Give all of the lines again exactly as they read.

--- STORED ROWS ---
----------------

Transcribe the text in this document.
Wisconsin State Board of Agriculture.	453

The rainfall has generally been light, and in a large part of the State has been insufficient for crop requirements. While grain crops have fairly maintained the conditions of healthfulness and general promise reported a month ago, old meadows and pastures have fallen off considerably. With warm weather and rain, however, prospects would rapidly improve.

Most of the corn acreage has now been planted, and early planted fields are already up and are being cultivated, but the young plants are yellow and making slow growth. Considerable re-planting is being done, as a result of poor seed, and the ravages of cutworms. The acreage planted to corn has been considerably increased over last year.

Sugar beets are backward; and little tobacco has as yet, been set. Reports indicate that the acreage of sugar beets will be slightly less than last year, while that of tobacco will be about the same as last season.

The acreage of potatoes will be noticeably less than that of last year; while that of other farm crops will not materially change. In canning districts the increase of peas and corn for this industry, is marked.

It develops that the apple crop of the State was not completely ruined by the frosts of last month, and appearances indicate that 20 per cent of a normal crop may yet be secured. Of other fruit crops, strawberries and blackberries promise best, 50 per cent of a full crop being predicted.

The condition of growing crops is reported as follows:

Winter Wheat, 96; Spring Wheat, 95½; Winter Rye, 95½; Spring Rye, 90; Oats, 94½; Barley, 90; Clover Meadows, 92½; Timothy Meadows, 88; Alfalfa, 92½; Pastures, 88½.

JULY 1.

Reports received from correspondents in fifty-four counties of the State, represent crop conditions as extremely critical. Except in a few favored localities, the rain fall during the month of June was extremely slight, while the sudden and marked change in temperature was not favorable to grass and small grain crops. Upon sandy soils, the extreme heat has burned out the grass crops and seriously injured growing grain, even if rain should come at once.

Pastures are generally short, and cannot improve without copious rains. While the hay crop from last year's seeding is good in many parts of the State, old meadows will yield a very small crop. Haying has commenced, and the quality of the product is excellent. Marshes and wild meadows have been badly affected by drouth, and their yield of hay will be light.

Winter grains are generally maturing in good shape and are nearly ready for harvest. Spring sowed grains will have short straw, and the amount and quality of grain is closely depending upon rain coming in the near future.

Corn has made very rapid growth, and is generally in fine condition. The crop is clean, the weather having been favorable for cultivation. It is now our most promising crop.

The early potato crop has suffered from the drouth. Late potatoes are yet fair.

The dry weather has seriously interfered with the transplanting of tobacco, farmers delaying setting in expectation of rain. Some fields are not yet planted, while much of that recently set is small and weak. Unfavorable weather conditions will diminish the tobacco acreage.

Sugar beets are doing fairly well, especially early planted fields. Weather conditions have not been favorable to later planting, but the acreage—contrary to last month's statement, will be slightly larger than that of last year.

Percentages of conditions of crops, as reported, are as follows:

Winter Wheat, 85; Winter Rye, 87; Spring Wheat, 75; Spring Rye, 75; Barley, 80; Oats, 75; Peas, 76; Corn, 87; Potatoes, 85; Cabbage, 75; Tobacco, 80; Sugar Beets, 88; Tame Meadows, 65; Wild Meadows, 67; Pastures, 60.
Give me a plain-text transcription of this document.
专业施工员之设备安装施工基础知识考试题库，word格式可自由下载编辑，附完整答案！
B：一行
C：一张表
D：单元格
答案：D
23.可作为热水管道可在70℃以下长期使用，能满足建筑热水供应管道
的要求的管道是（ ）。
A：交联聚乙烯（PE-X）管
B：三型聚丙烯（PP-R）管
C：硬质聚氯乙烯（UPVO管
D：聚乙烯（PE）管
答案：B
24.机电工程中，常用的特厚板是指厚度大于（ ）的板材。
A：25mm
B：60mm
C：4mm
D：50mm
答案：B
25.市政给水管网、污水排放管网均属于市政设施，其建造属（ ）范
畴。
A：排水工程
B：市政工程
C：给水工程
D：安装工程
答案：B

----------------

--- COMPLETE RESPONSE ---
Transcribe the text in this document.
Wisconsin State Board of Agriculture.	453

The rainfall has generally been light, and in a large part of the State has been insufficient for crop requirements. While grain crops have fairly maintained the conditions of healthfulness and general promise reported a month ago, old meadows and pastures have fallen off considerably. With warm weather and rain, however, prospects would rapidly improve.

Most of the corn acreage has now been planted, and early planted fields are already up and are being cultivated, but the young plants are yellow and making slow growth. Considerable re-planting is being done, as a result of poor seed, and the ravages of cutworms. The acreage planted to corn has been considerably increased over last year.

Sugar beets are backward; and little tobacco has as yet, been set. Reports indicate that the acreage of sugar beets will be slightly less than last year, while that of tobacco will be about the same as last season.

The acreage of potatoes will be noticeably less than that of last year; while that of other farm crops will not materially change. In canning districts the increase of peas and corn for this industry, is marked.

It develops that the apple crop of the State was not completely ruined by the frosts of last month, and appearances indicate that 20 per cent of a normal crop may yet be secured. Of other fruit crops, strawberries and blackberries promise best, 50 per cent of a full crop being predicted.

The condition of growing crops is reported as follows:

Winter Wheat, 96; Spring Wheat, 95½; Winter Rye, 95½; Spring Rye, 90; Oats, 94½; Barley, 90; Clover Meadows, 92½; Timothy Meadows, 88; Alfalfa, 92½; Pastures, 88½.

JULY 1.

Reports received from correspondents in fifty-four counties of the State, represent crop conditions as extremely critical. Except in a few favored localities, the rain fall during the month of June was extremely slight, while the sudden and marked change in temperature was not favorable to grass and small grain crops. Upon sandy soils, the extreme heat has burned out the grass crops and seriously injured growing grain, even if rain should come at once.

Pastures are generally short, and cannot improve without copious rains. While the hay crop from last year's seeding is good in many parts of the State, old meadows will yield a very small crop. Haying has commenced, and the quality of the product is excellent. Marshes and wild meadows have been badly affected by drouth, and their yield of hay will be light.

Winter grains are generally maturing in good shape and are nearly ready for harvest. Spring sowed grains will have short straw, and the amount and quality of grain is closely depending upon rain coming in the near future.

Corn has made very rapid growth, and is generally in fine condition. The crop is clean, the weather having been favorable for cultivation. It is now our most promising crop.

The early potato crop has suffered from the drouth. Late potatoes are yet fair.

The dry weather has seriously interfered with the transplanting of tobacco, farmers delaying setting in expectation of rain. Some fields are not yet planted, while much of that recently set is small and weak. Unfavorable weather conditions will diminish the tobacco acreage.

Sugar beets are doing fairly well, especially early planted fields. Weather conditions have not been favorable to later planting, but the acreage—contrary to last month's statement, will be slightly larger than that of last year.

Percentages of conditions of crops, as reported, are as follows:

Winter Wheat, 85; Winter Rye, 87; Spring Wheat, 75; Spring Rye, 75; Barley, 80; Oats, 75; Peas, 76; Corn, 87; Potatoes, 85; Cabbage, 75; Tobacco, 80; Sugar Beets, 88; Tame Meadows, 65; Wild Meadows, 67; Pastures, 60.
Give me a plain-text transcription of this document.
专业施工员之设备安装施工基础知识考试题库，word格式可自由下载编辑，附完整答案！
B：一行
C：一张表
D：单元格
答案：D
23.可作为热水管道可在70℃以下长期使用，能满足建筑热水供应管道
的要求的管道是（ ）。
A：交联聚乙烯（PE-X）管
B：三型聚丙烯（PP-R）管
C：硬质聚氯乙烯（UPVO管
D：聚乙烯（PE）管
答案：B
24.机电工程中，常用的特厚板是指厚度大于（ ）的板材。
A：25mm
B：60mm
C：4mm
D：50mm
答案：B
25.市政给水管网、污水排放管网均属于市政设施，其建造属（ ）范
畴。
A：排水工程
B：市政工程
C：给水工程
D：安装工程
答案：B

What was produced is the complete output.